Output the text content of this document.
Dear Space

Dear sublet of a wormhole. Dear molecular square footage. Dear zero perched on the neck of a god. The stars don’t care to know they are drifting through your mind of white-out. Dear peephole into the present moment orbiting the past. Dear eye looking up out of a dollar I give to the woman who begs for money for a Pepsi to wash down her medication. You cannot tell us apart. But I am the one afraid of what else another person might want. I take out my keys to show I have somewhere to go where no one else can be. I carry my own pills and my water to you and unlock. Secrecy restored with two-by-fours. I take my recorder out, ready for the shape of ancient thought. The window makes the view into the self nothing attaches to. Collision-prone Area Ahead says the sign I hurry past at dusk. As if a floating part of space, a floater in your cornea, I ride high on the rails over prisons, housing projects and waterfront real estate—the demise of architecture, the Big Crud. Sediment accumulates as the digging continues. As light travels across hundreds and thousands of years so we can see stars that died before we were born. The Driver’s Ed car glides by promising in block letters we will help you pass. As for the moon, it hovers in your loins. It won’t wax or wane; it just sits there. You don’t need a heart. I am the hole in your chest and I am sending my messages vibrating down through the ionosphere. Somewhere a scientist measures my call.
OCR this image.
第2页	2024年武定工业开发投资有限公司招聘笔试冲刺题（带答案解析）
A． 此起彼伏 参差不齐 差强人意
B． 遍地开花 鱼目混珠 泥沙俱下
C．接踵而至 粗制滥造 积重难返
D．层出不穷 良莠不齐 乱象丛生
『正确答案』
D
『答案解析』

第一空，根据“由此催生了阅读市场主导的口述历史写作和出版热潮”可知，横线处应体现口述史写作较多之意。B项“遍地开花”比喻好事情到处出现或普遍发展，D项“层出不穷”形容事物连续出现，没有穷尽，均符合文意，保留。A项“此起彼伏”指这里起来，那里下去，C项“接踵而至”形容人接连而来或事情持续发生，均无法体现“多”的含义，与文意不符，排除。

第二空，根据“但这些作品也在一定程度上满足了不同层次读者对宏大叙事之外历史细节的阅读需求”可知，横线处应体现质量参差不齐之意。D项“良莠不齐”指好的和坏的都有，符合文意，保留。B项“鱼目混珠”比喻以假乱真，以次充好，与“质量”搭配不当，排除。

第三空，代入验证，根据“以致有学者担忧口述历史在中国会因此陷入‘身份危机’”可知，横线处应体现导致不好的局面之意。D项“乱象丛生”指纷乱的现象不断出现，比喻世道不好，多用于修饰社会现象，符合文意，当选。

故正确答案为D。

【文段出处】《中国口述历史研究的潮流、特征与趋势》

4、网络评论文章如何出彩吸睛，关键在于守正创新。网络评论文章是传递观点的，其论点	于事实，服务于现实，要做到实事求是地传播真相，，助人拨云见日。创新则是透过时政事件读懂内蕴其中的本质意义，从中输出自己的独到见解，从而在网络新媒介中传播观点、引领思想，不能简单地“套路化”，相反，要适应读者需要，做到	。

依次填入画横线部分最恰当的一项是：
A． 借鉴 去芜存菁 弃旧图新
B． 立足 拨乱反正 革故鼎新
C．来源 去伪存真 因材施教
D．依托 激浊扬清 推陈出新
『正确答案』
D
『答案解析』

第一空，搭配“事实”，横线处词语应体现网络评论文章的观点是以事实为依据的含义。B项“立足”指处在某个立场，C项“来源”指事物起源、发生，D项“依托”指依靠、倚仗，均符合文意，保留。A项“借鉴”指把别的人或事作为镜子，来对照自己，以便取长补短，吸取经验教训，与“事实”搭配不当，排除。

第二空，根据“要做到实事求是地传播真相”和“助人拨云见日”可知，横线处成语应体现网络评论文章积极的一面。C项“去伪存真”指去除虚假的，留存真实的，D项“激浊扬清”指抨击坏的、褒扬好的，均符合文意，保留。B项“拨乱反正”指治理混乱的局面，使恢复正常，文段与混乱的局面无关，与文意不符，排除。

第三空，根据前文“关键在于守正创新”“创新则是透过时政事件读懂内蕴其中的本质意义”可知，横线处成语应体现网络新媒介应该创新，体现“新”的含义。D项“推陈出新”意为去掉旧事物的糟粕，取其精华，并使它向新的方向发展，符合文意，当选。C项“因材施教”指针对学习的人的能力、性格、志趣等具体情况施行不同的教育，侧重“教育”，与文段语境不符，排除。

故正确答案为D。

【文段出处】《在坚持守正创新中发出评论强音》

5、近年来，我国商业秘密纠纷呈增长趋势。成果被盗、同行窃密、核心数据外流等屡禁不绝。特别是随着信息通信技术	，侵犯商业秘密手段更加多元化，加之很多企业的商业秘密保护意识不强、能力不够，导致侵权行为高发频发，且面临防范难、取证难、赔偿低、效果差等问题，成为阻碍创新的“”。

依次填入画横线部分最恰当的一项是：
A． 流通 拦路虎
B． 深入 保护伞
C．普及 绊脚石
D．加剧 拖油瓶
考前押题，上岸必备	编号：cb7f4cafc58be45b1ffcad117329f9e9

◇ ◇ ◇ ◇

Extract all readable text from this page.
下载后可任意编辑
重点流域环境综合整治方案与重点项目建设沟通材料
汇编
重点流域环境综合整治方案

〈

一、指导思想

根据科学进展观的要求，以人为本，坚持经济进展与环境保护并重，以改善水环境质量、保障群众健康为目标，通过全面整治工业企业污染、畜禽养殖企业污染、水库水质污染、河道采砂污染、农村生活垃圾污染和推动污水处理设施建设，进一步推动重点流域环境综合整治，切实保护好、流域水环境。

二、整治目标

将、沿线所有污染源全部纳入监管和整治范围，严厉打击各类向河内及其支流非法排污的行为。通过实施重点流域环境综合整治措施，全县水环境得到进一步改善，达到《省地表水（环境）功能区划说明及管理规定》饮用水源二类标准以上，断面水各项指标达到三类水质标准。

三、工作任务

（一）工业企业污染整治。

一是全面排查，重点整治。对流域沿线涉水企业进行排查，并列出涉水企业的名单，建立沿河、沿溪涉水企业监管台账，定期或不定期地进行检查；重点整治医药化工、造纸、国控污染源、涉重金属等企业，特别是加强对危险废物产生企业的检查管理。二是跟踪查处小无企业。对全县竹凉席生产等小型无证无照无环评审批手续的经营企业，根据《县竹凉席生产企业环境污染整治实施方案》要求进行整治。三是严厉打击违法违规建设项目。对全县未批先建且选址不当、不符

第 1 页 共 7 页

◇ ◇ ◇ ◇

_What you need to do_
In the entries above, find lines with "鱼目混珠" and copy each.

_Written response_
B． 遍地开花 鱼目混珠 泥沙俱下
第二空，根据“但这些作品也在一定程度上满足了不同层次读者对宏大叙事之外历史细节的阅读需求”可知，横线处应体现质量参差不齐之意。D项“良莠不齐”指好的和坏的都有，符合文意，保留。B项“鱼目混珠”比喻以假乱真，以次充好，与“质量”搭配不当，排除。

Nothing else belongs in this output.